Reproduce the data verbatim from its first line through the line containing "app-header: Privacy Space", with both of those lines included.

Data provided:
· · · ·

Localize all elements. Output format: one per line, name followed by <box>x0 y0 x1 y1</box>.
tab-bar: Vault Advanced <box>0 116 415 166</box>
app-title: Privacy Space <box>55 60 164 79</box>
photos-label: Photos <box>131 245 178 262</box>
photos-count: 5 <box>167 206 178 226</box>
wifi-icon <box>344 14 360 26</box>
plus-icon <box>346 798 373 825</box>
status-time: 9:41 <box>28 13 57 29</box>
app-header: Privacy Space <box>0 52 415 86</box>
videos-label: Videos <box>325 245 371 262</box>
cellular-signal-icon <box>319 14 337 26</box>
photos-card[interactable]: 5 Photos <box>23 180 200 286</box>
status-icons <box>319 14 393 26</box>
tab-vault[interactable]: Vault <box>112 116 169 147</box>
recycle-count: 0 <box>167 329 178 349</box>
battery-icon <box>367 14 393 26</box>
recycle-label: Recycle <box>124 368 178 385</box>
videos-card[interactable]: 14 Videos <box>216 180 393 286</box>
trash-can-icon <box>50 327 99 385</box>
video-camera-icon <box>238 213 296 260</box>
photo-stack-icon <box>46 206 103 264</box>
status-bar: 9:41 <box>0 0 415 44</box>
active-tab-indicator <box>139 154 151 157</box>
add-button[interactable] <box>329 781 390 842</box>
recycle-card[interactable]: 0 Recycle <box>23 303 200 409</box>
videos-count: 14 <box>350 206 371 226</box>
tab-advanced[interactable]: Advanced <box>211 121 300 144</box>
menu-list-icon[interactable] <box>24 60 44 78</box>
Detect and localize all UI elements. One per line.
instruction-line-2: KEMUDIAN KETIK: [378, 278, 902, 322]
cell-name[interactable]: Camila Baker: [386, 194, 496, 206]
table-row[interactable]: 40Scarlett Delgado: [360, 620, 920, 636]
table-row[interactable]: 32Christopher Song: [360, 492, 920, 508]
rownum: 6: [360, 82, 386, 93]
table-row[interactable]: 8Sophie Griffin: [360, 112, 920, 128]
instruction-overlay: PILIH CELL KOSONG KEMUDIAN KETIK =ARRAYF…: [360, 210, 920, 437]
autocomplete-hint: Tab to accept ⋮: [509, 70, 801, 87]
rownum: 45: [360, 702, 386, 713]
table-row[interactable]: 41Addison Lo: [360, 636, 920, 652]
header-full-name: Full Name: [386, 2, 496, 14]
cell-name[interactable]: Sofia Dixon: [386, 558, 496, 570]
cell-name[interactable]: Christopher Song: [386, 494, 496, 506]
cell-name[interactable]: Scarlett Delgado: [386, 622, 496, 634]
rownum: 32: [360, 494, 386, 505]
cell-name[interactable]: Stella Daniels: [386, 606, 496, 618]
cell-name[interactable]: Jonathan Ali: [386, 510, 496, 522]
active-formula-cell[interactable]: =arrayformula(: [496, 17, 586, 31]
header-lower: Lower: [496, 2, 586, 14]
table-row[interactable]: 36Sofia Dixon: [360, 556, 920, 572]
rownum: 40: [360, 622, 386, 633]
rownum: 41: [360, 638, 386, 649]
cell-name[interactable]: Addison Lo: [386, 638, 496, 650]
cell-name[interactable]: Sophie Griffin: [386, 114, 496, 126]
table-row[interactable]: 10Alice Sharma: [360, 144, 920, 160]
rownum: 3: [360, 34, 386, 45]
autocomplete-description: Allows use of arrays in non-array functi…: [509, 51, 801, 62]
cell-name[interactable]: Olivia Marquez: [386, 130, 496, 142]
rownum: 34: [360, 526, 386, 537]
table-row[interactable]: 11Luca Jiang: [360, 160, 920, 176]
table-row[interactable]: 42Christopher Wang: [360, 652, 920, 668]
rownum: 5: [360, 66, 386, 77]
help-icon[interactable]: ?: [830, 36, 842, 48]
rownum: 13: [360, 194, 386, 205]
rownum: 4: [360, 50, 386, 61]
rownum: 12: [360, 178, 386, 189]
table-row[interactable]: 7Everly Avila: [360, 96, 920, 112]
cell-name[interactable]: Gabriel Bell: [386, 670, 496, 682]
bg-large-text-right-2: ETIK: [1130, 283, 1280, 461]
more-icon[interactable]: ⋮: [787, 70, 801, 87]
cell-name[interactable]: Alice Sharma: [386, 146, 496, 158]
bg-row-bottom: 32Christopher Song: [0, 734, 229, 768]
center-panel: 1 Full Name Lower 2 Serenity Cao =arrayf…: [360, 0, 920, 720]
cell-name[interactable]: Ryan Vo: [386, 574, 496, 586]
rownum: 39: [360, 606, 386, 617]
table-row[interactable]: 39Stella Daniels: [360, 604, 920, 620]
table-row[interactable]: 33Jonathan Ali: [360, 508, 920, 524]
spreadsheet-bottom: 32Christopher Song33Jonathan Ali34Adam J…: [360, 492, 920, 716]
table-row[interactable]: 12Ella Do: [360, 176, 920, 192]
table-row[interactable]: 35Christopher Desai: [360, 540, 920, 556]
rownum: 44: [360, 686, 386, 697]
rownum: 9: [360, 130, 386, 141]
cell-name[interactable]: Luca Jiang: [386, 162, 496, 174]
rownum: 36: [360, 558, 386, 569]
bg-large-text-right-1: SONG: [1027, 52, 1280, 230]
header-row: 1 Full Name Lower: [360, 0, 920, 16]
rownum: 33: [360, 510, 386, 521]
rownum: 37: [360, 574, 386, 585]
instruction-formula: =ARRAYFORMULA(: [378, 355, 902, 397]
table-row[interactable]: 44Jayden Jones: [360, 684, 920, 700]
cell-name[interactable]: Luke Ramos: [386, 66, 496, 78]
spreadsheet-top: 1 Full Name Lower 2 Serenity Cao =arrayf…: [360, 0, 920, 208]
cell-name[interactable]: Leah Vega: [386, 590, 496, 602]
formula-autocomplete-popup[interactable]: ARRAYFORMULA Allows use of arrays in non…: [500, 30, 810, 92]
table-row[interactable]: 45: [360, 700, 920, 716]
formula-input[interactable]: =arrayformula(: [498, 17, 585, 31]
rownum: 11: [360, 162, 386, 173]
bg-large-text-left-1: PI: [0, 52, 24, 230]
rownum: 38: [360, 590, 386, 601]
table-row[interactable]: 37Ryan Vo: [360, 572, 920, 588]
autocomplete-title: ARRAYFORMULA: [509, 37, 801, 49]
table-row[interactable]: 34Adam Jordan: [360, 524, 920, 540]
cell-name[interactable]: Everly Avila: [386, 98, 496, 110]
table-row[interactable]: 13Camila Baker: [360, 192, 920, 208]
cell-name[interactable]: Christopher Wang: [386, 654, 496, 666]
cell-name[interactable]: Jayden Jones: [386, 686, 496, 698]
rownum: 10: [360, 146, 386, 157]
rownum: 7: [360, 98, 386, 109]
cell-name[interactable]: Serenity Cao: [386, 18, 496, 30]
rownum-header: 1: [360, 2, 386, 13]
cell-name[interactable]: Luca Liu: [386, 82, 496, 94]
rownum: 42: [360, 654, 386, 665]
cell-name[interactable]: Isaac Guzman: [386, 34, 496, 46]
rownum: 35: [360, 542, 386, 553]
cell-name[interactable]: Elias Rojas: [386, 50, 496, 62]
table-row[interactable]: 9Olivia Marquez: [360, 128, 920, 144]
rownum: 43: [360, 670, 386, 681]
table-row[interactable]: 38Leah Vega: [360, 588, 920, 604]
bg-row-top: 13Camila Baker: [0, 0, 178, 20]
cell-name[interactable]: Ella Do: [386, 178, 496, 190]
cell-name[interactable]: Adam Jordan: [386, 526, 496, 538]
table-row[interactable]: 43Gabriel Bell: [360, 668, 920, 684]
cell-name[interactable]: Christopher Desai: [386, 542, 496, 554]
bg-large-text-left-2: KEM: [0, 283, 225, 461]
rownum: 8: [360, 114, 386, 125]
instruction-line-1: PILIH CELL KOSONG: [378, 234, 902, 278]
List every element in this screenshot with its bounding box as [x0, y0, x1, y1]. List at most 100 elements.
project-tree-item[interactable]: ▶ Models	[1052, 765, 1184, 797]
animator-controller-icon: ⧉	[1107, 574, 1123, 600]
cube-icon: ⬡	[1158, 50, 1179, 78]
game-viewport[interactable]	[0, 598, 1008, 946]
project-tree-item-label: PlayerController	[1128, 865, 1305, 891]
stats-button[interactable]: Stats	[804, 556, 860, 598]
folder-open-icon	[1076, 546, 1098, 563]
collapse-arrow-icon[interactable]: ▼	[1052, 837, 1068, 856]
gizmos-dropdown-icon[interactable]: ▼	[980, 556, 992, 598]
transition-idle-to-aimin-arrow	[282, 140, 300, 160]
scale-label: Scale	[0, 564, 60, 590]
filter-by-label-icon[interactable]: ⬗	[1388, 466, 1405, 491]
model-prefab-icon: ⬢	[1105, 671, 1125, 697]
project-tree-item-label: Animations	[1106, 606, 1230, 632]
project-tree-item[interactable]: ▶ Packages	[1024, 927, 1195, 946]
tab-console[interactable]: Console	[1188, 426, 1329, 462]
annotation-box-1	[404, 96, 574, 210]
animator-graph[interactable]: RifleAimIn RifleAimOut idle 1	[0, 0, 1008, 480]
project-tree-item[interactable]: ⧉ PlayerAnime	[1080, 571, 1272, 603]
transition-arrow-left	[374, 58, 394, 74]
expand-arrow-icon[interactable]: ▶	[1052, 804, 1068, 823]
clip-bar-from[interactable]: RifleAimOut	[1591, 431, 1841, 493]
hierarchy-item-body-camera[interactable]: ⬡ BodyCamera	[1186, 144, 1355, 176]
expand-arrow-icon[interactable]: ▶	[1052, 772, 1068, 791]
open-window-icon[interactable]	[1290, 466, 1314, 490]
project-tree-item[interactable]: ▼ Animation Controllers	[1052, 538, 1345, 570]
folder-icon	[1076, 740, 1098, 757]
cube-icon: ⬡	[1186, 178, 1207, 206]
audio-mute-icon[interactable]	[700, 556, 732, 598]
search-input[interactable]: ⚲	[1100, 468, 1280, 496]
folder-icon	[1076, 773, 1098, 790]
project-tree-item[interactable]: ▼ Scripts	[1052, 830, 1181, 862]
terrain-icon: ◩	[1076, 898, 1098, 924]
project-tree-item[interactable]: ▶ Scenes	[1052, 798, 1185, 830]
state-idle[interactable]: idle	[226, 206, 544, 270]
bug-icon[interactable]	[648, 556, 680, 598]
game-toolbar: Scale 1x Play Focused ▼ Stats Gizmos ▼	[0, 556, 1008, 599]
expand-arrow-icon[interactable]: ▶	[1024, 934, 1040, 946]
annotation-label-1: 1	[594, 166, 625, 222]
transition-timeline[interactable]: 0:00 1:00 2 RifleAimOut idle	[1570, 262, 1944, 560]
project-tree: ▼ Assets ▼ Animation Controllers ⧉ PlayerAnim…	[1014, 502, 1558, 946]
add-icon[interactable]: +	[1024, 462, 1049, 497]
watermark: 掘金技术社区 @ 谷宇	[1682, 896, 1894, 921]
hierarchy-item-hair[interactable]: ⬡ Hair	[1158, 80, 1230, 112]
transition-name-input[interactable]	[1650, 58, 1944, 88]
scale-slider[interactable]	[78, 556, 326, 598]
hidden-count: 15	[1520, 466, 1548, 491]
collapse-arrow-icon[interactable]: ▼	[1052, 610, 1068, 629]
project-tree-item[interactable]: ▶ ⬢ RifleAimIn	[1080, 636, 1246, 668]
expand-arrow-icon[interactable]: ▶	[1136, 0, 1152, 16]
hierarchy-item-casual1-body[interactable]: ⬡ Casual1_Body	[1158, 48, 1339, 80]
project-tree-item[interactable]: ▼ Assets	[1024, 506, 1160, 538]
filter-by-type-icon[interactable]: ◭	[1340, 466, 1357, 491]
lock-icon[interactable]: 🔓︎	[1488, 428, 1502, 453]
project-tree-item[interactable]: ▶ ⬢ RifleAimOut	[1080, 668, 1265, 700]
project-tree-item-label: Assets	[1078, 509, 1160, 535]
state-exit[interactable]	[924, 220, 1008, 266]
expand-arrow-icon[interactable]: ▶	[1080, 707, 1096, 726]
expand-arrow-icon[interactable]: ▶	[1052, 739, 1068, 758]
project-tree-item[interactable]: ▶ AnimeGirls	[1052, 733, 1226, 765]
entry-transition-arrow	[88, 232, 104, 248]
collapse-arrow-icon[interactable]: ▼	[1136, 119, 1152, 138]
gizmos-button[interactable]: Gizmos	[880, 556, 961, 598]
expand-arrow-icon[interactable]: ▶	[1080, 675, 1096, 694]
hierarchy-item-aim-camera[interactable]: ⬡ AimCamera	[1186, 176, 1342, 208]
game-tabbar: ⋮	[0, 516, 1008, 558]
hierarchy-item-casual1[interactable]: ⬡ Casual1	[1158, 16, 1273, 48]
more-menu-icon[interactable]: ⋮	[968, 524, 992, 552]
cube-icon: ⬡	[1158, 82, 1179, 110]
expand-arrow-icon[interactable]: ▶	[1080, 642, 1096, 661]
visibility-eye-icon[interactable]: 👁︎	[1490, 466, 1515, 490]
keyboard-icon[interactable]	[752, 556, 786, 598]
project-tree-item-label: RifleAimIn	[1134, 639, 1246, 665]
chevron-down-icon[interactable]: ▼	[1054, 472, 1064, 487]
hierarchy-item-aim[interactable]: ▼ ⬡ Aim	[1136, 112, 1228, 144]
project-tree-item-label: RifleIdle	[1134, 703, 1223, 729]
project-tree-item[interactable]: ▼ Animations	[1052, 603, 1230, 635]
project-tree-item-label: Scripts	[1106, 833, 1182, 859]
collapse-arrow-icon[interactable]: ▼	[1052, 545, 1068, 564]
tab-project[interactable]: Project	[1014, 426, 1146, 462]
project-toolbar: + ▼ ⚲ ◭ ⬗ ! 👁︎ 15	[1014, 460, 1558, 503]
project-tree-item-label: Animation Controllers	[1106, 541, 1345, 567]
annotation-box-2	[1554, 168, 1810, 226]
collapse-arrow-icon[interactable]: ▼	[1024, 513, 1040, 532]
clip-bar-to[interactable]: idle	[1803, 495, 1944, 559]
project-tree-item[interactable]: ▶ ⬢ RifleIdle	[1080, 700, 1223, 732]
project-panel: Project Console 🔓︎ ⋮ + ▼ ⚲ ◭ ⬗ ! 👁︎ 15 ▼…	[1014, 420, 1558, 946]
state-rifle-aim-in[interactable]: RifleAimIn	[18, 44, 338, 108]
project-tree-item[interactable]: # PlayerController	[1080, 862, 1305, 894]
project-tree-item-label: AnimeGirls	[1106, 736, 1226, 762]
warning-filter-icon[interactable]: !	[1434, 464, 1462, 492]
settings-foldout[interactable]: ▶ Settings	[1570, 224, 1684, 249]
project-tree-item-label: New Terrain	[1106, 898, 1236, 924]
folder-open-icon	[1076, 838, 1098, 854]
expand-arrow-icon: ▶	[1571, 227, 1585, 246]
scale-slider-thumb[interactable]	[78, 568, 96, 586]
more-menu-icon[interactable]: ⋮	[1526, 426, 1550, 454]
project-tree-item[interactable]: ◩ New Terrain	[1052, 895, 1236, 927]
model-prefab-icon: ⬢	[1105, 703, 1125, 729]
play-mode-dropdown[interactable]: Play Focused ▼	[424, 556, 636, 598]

· · · ·

Completed exercise:
Localize all elements. Output format: one per line, name followed by <box>x0 y0 x1 y1</box>.
tab-bar: Vault Advanced <box>0 116 415 166</box>
app-title: Privacy Space <box>55 60 164 79</box>
photos-label: Photos <box>131 245 178 262</box>
photos-count: 5 <box>167 206 178 226</box>
wifi-icon <box>344 14 360 26</box>
plus-icon <box>346 798 373 825</box>
status-time: 9:41 <box>28 13 57 29</box>
app-header: Privacy Space <box>0 52 415 86</box>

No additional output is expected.